:: Given records
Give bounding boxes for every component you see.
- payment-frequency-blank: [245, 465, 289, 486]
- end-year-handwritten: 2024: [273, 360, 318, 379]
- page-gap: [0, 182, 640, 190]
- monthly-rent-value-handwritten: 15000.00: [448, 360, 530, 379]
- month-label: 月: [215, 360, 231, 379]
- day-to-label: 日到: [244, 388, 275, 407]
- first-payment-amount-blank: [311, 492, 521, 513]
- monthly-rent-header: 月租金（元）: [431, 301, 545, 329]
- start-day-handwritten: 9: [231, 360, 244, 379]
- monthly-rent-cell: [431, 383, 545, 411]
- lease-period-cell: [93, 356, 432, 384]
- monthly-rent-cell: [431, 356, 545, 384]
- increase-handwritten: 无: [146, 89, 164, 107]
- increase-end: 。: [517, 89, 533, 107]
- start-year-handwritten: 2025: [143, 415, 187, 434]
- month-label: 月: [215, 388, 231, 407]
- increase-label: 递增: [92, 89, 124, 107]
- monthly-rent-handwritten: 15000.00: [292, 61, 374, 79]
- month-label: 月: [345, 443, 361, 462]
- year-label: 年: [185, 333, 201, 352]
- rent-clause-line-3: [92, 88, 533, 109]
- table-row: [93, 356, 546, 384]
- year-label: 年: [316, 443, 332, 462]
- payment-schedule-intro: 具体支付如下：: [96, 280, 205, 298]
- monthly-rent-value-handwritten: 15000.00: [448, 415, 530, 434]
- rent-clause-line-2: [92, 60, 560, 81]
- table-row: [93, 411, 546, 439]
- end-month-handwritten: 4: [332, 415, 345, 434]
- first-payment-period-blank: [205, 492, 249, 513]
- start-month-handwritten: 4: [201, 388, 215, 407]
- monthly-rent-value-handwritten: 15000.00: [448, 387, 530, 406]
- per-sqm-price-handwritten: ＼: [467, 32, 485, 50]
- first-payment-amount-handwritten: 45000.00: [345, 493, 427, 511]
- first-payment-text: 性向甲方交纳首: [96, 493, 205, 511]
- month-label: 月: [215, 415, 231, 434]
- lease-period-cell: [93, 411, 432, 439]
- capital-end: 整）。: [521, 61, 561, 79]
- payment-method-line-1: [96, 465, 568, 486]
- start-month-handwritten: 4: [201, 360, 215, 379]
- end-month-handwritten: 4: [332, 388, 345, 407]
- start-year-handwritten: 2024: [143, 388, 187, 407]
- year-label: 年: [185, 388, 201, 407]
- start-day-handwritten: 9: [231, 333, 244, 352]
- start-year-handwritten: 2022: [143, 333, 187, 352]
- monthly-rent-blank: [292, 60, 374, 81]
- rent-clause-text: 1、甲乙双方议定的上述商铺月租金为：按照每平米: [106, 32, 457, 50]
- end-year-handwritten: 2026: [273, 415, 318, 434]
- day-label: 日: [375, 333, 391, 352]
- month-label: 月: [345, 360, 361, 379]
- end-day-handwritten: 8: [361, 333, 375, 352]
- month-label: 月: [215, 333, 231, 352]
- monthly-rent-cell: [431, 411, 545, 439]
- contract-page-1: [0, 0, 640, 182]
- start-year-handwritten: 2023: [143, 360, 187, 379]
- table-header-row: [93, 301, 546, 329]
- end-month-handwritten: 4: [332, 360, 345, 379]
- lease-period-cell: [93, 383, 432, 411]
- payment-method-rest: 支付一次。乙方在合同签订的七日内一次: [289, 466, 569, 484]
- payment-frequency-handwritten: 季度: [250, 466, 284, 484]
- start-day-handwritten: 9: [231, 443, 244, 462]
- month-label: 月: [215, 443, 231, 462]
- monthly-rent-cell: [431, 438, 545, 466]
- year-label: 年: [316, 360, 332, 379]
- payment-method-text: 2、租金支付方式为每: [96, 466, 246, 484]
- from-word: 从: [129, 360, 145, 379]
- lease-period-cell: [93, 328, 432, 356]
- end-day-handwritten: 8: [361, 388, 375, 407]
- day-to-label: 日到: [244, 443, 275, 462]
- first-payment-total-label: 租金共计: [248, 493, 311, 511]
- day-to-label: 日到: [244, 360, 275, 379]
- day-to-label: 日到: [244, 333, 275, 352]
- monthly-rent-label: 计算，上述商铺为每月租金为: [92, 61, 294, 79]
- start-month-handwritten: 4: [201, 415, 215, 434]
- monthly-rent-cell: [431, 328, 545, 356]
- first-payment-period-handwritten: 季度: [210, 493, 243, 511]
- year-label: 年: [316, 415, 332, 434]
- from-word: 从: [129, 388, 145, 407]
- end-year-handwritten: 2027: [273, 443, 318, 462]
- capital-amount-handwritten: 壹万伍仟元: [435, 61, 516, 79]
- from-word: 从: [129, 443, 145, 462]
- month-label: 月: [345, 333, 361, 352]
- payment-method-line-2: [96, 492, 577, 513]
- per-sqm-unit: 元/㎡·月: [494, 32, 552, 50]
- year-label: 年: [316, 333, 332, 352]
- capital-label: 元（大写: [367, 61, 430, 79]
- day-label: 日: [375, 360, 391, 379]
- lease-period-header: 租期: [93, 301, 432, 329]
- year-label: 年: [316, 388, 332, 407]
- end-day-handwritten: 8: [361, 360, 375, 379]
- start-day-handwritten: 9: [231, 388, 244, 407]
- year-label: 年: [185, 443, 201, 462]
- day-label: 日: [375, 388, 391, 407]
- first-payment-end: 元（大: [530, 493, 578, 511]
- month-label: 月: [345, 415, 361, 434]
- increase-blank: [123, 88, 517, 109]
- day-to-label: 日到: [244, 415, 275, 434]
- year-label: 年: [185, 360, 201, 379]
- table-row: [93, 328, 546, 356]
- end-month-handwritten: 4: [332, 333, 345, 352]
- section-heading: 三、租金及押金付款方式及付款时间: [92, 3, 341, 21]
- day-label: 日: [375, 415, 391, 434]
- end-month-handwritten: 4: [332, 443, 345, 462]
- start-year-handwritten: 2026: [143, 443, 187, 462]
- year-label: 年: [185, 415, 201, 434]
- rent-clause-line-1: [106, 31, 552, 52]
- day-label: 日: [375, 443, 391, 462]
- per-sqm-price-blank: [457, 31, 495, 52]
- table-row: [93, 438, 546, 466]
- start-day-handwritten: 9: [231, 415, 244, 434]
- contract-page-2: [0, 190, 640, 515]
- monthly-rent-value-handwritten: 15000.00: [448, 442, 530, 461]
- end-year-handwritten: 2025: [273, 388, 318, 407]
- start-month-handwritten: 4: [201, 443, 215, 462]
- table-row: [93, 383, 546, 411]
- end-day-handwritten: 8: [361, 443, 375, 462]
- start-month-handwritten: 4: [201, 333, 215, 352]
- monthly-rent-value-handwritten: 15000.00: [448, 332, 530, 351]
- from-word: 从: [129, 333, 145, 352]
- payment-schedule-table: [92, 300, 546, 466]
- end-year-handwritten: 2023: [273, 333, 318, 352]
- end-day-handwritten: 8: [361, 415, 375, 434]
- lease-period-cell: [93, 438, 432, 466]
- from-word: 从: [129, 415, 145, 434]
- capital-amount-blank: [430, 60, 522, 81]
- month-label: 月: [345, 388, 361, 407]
::::
◆ **Exercise requirements**
Return all of the items above verbatim, line for line, without changing any character.

◆ **The reply**
Give bounding boxes for every component you see.
- payment-frequency-blank: [245, 465, 289, 486]
- end-year-handwritten: 2024: [273, 360, 318, 379]
- page-gap: [0, 182, 640, 190]
- monthly-rent-value-handwritten: 15000.00: [448, 360, 530, 379]
- month-label: 月: [215, 360, 231, 379]
- day-to-label: 日到: [244, 388, 275, 407]
- first-payment-amount-blank: [311, 492, 521, 513]
- monthly-rent-header: 月租金（元）: [431, 301, 545, 329]
- start-day-handwritten: 9: [231, 360, 244, 379]
- monthly-rent-cell: [431, 383, 545, 411]
- lease-period-cell: [93, 356, 432, 384]
- monthly-rent-cell: [431, 356, 545, 384]
- increase-handwritten: 无: [146, 89, 164, 107]
- increase-end: 。: [517, 89, 533, 107]
- start-year-handwritten: 2025: [143, 415, 187, 434]
- month-label: 月: [215, 388, 231, 407]
- increase-label: 递增: [92, 89, 124, 107]
- monthly-rent-handwritten: 15000.00: [292, 61, 374, 79]
- month-label: 月: [345, 443, 361, 462]
- year-label: 年: [185, 333, 201, 352]
- rent-clause-line-3: [92, 88, 533, 109]
- table-row: [93, 356, 546, 384]
- year-label: 年: [316, 443, 332, 462]
- payment-schedule-intro: 具体支付如下：: [96, 280, 205, 298]
- monthly-rent-value-handwritten: 15000.00: [448, 415, 530, 434]
- rent-clause-line-2: [92, 60, 560, 81]
- table-row: [93, 411, 546, 439]
- end-month-handwritten: 4: [332, 415, 345, 434]
- first-payment-period-blank: [205, 492, 249, 513]
- start-month-handwritten: 4: [201, 388, 215, 407]
- monthly-rent-value-handwritten: 15000.00: [448, 387, 530, 406]
- per-sqm-price-handwritten: ＼: [467, 32, 485, 50]
- first-payment-amount-handwritten: 45000.00: [345, 493, 427, 511]
- first-payment-text: 性向甲方交纳首: [96, 493, 205, 511]
- month-label: 月: [215, 415, 231, 434]
- lease-period-cell: [93, 411, 432, 439]
- capital-end: 整）。: [521, 61, 561, 79]
- payment-method-line-1: [96, 465, 568, 486]
- start-month-handwritten: 4: [201, 360, 215, 379]
- end-month-handwritten: 4: [332, 388, 345, 407]
- start-year-handwritten: 2024: [143, 388, 187, 407]
- year-label: 年: [185, 388, 201, 407]
- start-day-handwritten: 9: [231, 333, 244, 352]
- start-year-handwritten: 2022: [143, 333, 187, 352]
- monthly-rent-blank: [292, 60, 374, 81]
- rent-clause-text: 1、甲乙双方议定的上述商铺月租金为：按照每平米: [106, 32, 457, 50]
- end-year-handwritten: 2026: [273, 415, 318, 434]
- day-label: 日: [375, 333, 391, 352]
- month-label: 月: [345, 360, 361, 379]
- end-day-handwritten: 8: [361, 333, 375, 352]
- month-label: 月: [215, 333, 231, 352]
- monthly-rent-cell: [431, 411, 545, 439]
- contract-page-1: [0, 0, 640, 182]
- start-year-handwritten: 2023: [143, 360, 187, 379]
- table-header-row: [93, 301, 546, 329]
- end-month-handwritten: 4: [332, 360, 345, 379]
- lease-period-cell: [93, 383, 432, 411]
- payment-method-rest: 支付一次。乙方在合同签订的七日内一次: [289, 466, 569, 484]
- payment-frequency-handwritten: 季度: [250, 466, 284, 484]
- start-day-handwritten: 9: [231, 443, 244, 462]
- month-label: 月: [215, 443, 231, 462]
- monthly-rent-cell: [431, 438, 545, 466]
- year-label: 年: [316, 360, 332, 379]
- payment-method-text: 2、租金支付方式为每: [96, 466, 246, 484]
- from-word: 从: [129, 360, 145, 379]
- lease-period-cell: [93, 328, 432, 356]
- end-day-handwritten: 8: [361, 388, 375, 407]
- day-to-label: 日到: [244, 443, 275, 462]
- first-payment-total-label: 租金共计: [248, 493, 311, 511]
- day-to-label: 日到: [244, 360, 275, 379]
- day-to-label: 日到: [244, 333, 275, 352]
- monthly-rent-label: 计算，上述商铺为每月租金为: [92, 61, 294, 79]
- start-month-handwritten: 4: [201, 415, 215, 434]
- monthly-rent-cell: [431, 328, 545, 356]
- first-payment-period-handwritten: 季度: [210, 493, 243, 511]
- year-label: 年: [316, 415, 332, 434]
- from-word: 从: [129, 388, 145, 407]
- end-year-handwritten: 2027: [273, 443, 318, 462]
- capital-amount-handwritten: 壹万伍仟元: [435, 61, 516, 79]
- from-word: 从: [129, 443, 145, 462]
- month-label: 月: [345, 333, 361, 352]
- payment-method-line-2: [96, 492, 577, 513]
- per-sqm-unit: 元/㎡·月: [494, 32, 552, 50]
- year-label: 年: [316, 333, 332, 352]
- capital-label: 元（大写: [367, 61, 430, 79]
- day-label: 日: [375, 360, 391, 379]
- lease-period-header: 租期: [93, 301, 432, 329]
- year-label: 年: [316, 388, 332, 407]
- end-day-handwritten: 8: [361, 360, 375, 379]
- start-day-handwritten: 9: [231, 388, 244, 407]
- year-label: 年: [185, 443, 201, 462]
- day-label: 日: [375, 388, 391, 407]
- first-payment-end: 元（大: [530, 493, 578, 511]
- month-label: 月: [345, 415, 361, 434]
- increase-blank: [123, 88, 517, 109]
- day-to-label: 日到: [244, 415, 275, 434]
- year-label: 年: [185, 360, 201, 379]
- table-row: [93, 328, 546, 356]
- end-month-handwritten: 4: [332, 333, 345, 352]
- section-heading: 三、租金及押金付款方式及付款时间: [92, 3, 341, 21]
- day-label: 日: [375, 415, 391, 434]
- end-month-handwritten: 4: [332, 443, 345, 462]
- start-year-handwritten: 2026: [143, 443, 187, 462]
- year-label: 年: [185, 415, 201, 434]
- rent-clause-line-1: [106, 31, 552, 52]
- day-label: 日: [375, 443, 391, 462]
- per-sqm-price-blank: [457, 31, 495, 52]
- table-row: [93, 438, 546, 466]
- start-day-handwritten: 9: [231, 415, 244, 434]
- contract-page-2: [0, 190, 640, 515]
- monthly-rent-value-handwritten: 15000.00: [448, 442, 530, 461]
- end-year-handwritten: 2025: [273, 388, 318, 407]
- start-month-handwritten: 4: [201, 443, 215, 462]
- table-row: [93, 383, 546, 411]
- end-day-handwritten: 8: [361, 443, 375, 462]
- start-month-handwritten: 4: [201, 333, 215, 352]
- monthly-rent-value-handwritten: 15000.00: [448, 332, 530, 351]
- from-word: 从: [129, 333, 145, 352]
- payment-schedule-table: [92, 300, 546, 466]
- end-year-handwritten: 2023: [273, 333, 318, 352]
- end-day-handwritten: 8: [361, 415, 375, 434]
- lease-period-cell: [93, 438, 432, 466]
- from-word: 从: [129, 415, 145, 434]
- capital-amount-blank: [430, 60, 522, 81]
- month-label: 月: [345, 388, 361, 407]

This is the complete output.